PROBLEM TO SOLVE: Among the records below, find each line that includes the string "this" and copy it.

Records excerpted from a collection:
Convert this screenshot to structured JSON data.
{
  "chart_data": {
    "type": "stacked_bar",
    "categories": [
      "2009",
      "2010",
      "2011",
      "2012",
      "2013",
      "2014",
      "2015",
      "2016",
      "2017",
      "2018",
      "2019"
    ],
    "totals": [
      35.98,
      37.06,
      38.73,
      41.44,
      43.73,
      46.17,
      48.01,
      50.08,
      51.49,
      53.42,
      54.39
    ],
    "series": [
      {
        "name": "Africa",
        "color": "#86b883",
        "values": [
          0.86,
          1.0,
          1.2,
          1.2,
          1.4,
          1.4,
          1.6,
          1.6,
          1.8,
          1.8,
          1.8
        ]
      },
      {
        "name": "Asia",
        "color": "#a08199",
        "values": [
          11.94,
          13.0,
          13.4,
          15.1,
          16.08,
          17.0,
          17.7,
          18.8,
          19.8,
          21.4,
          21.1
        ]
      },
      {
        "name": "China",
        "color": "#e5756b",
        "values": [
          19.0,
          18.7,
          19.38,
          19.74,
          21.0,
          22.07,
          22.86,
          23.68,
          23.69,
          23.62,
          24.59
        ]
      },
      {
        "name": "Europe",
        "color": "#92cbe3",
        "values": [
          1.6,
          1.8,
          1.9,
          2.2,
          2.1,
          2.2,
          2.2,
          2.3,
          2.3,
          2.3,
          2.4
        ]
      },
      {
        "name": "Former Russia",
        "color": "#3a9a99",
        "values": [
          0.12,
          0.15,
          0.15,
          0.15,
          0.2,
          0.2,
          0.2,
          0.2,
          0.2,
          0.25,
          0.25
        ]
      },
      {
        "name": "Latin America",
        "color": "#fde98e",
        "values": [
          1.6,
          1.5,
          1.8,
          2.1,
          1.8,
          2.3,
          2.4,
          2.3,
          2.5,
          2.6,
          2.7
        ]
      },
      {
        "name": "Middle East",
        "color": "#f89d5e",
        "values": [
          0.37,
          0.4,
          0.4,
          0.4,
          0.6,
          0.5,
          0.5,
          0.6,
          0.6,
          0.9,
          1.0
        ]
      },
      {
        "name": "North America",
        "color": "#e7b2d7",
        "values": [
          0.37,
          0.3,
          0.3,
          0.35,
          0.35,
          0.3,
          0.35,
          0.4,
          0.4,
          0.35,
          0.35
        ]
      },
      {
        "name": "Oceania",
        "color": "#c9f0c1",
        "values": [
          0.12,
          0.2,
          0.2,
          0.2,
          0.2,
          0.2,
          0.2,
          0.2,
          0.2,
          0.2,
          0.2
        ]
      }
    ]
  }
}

---

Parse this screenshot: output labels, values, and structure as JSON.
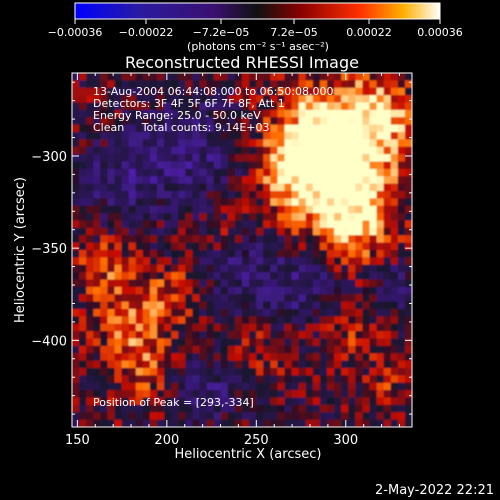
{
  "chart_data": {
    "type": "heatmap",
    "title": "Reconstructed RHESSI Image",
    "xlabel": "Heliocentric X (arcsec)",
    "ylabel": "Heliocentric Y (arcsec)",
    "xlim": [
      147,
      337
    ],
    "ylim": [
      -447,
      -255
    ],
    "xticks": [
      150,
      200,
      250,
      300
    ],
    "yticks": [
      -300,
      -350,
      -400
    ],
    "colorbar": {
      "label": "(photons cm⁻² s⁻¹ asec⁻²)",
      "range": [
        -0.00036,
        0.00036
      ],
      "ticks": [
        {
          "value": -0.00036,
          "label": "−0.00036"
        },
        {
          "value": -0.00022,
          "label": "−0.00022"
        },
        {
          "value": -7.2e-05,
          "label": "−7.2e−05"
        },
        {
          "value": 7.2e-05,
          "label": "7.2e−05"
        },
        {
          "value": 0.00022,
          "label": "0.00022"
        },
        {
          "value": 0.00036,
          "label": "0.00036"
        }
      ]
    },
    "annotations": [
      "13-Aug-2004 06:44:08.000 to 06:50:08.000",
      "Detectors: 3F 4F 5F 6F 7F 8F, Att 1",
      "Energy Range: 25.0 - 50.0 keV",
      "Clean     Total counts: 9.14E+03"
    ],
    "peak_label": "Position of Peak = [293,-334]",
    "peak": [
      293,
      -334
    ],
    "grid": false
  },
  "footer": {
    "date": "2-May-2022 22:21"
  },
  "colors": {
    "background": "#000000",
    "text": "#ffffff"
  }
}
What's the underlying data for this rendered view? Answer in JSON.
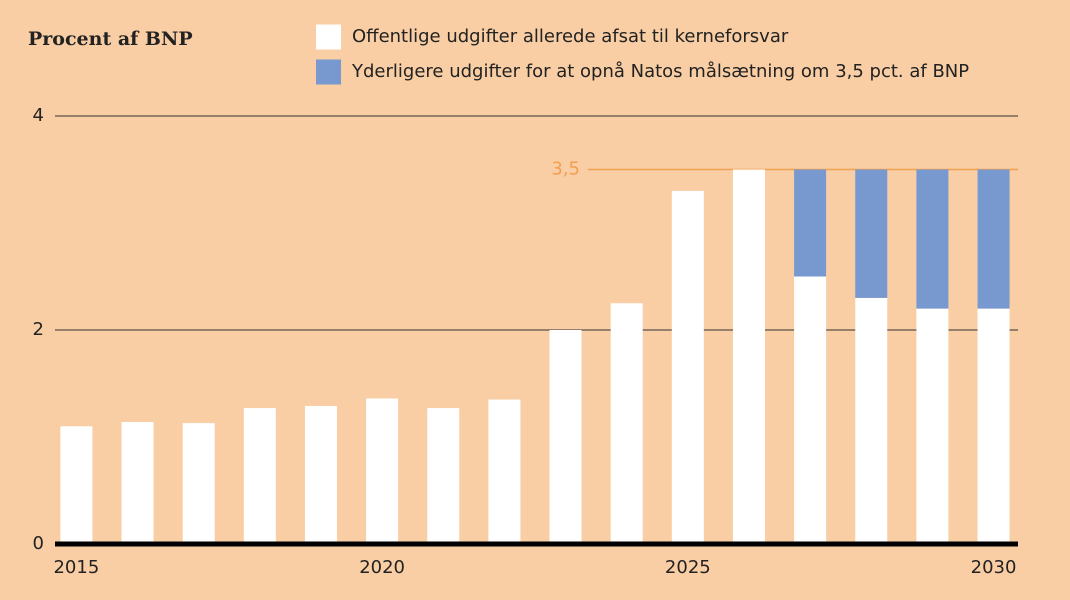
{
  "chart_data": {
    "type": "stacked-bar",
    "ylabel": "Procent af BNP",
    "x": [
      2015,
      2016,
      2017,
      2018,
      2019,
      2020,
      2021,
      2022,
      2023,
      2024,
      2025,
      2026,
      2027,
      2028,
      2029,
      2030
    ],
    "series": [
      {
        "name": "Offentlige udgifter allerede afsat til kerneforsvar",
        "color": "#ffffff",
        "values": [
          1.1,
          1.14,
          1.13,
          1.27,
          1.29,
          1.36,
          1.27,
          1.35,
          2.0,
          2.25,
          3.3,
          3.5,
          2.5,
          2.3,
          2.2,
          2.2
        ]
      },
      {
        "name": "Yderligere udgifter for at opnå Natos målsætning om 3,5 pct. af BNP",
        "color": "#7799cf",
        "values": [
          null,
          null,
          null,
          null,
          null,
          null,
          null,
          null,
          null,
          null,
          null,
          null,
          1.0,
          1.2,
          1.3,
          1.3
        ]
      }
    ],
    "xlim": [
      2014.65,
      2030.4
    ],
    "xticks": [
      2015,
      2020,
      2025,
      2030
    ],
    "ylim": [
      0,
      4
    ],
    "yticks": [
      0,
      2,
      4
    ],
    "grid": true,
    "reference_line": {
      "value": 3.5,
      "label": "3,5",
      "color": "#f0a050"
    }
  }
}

ANSWER IN FULL:
Convert this screenshot to structured JSON data.
Parse this screenshot: output labels, values, and structure as JSON.
What's the underlying data for this rendered view? Answer in JSON.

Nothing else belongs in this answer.